Recorded data
[start]
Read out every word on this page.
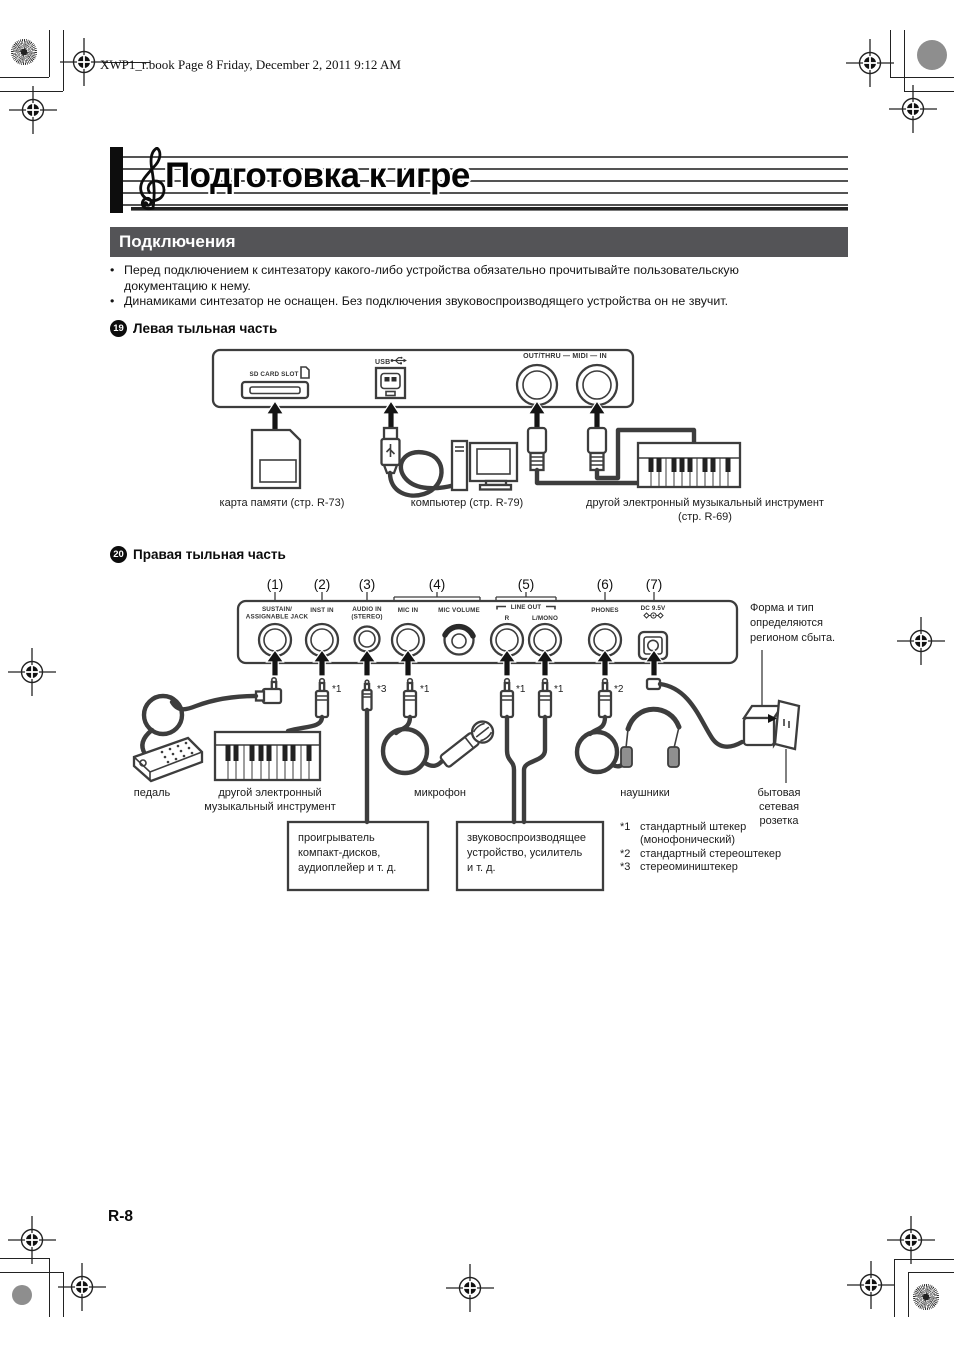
XWP1_r.book Page 8 Friday, December 2, 2011 9:12 AM
Подготовка к игре
Подключения
• Перед подключением к синтезатору какого-либо устройства обязательно прочитывайте пользовательскую документацию к нему.
• Динамиками синтезатор не оснащен. Без подключения звуковоспроизводящего устройства он не звучит.
19 Левая тыльная часть
20 Правая тыльная часть
SD CARD SLOT
USB
OUT/THRU — MIDI — IN
карта памяти (стр. R-73)	компьютер (стр. R-79)	другой электронный музыкальный инструмент
(стр. R-69)
(1) (2) (3)	(4)	(5)	(6) (7)
SUSTAIN/
ASSIGNABLE JACK
INST IN	AUDIO IN
(STEREO)
MIC IN	MIC VOLUME	LINE OUT
R	L/MONO
PHONES	DC 9.5V
*1	*3	*1	*1	*1	*2
Форма и тип
определяются
регионом сбыта.
педаль	другой электронный
музыкальный инструмент
микрофон	наушники	бытовая
сетевая
розетка
проигрыватель
компакт-дисков,
аудиоплейер и т. д.
звуковоспроизводящее
устройство, усилитель
и т. д.
*1 стандартный штекер
(монофонический)
*2 стандартный стереоштекер
*3 стереомиништекер
R-8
[end]
Transcribe the records above exactly, leaving out every picture.

Read out every word on this page.
XWP1_r.book Page 8 Friday, December 2, 2011 9:12 AM
Подготовка к игре
Подключения
• Перед подключением к синтезатору какого-либо устройства обязательно прочитывайте пользовательскую документацию к нему.
• Динамиками синтезатор не оснащен. Без подключения звуковоспроизводящего устройства он не звучит.
19 Левая тыльная часть
20 Правая тыльная часть
SD CARD SLOT
USB
OUT/THRU — MIDI — IN
карта памяти (стр. R-73)	компьютер (стр. R-79)	другой электронный музыкальный инструмент
(стр. R-69)
(1) (2) (3)	(4)	(5)	(6) (7)
SUSTAIN/
ASSIGNABLE JACK
INST IN	AUDIO IN
(STEREO)
MIC IN	MIC VOLUME	LINE OUT
R	L/MONO
PHONES	DC 9.5V
*1	*3	*1	*1	*1	*2
Форма и тип
определяются
регионом сбыта.
педаль	другой электронный
музыкальный инструмент
микрофон	наушники	бытовая
сетевая
розетка
проигрыватель
компакт-дисков,
аудиоплейер и т. д.
звуковоспроизводящее
устройство, усилитель
и т. д.
*1 стандартный штекер
(монофонический)
*2 стандартный стереоштекер
*3 стереомиништекер
R-8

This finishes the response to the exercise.